WORK TO DO:
Can you give the records again from their first line through the line containing "tick [532,748,535,753]", changing "sector" to "segment" and leaving everything else untouched? Return only those lines.

DATA SECTION:

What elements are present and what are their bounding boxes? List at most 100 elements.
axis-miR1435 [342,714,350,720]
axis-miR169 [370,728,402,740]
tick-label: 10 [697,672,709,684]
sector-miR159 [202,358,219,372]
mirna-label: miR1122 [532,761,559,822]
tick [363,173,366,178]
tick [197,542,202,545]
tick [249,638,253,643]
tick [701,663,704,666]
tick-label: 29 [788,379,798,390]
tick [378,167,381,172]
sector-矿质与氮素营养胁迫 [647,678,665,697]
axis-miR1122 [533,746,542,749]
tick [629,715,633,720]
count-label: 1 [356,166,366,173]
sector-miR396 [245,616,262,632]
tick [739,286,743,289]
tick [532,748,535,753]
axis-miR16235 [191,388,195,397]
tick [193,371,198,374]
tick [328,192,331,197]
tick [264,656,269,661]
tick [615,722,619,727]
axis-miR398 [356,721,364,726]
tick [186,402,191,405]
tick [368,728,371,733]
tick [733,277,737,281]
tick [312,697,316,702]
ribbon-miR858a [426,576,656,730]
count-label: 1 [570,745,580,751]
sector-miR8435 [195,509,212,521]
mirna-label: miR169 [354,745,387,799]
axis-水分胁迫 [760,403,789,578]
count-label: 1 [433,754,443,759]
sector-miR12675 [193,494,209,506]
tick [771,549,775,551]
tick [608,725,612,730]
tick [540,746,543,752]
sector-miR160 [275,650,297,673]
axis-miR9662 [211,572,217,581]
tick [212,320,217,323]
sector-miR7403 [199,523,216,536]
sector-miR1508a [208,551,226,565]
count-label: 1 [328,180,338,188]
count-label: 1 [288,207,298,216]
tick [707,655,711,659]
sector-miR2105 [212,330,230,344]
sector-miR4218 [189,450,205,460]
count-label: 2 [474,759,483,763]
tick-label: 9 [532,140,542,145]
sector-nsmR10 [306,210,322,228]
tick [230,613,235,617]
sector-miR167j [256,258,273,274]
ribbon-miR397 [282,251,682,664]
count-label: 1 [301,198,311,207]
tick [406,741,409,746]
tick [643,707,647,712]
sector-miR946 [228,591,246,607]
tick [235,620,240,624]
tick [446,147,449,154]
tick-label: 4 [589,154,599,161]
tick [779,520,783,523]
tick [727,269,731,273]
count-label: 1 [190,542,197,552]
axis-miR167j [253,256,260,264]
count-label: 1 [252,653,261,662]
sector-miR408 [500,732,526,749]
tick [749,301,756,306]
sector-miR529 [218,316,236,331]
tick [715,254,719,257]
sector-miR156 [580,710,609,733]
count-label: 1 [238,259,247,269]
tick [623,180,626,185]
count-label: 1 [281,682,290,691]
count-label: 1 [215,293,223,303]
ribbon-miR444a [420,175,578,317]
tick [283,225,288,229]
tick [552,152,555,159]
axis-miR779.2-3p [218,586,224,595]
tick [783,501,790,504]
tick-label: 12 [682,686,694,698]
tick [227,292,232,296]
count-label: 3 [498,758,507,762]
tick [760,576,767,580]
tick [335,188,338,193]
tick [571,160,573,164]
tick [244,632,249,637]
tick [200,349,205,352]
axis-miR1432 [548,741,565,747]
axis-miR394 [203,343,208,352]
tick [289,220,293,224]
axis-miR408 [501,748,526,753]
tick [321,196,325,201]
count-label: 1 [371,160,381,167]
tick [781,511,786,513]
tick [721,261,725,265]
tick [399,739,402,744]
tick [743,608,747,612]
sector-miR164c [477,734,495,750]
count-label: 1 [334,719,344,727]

ANSWER TO THIS TASK:
What elements are present and what are their bounding boxes? List at most 100 elements.
axis-miR1435 [342,714,350,720]
axis-miR169 [370,728,402,740]
tick-label: 10 [697,672,709,684]
segment-miR159 [202,358,219,372]
mirna-label: miR1122 [532,761,559,822]
tick [363,173,366,178]
tick [197,542,202,545]
tick [249,638,253,643]
tick [701,663,704,666]
tick-label: 29 [788,379,798,390]
tick [378,167,381,172]
segment-矿质与氮素营养胁迫 [647,678,665,697]
axis-miR1122 [533,746,542,749]
tick [629,715,633,720]
count-label: 1 [356,166,366,173]
segment-miR396 [245,616,262,632]
tick [739,286,743,289]
tick [532,748,535,753]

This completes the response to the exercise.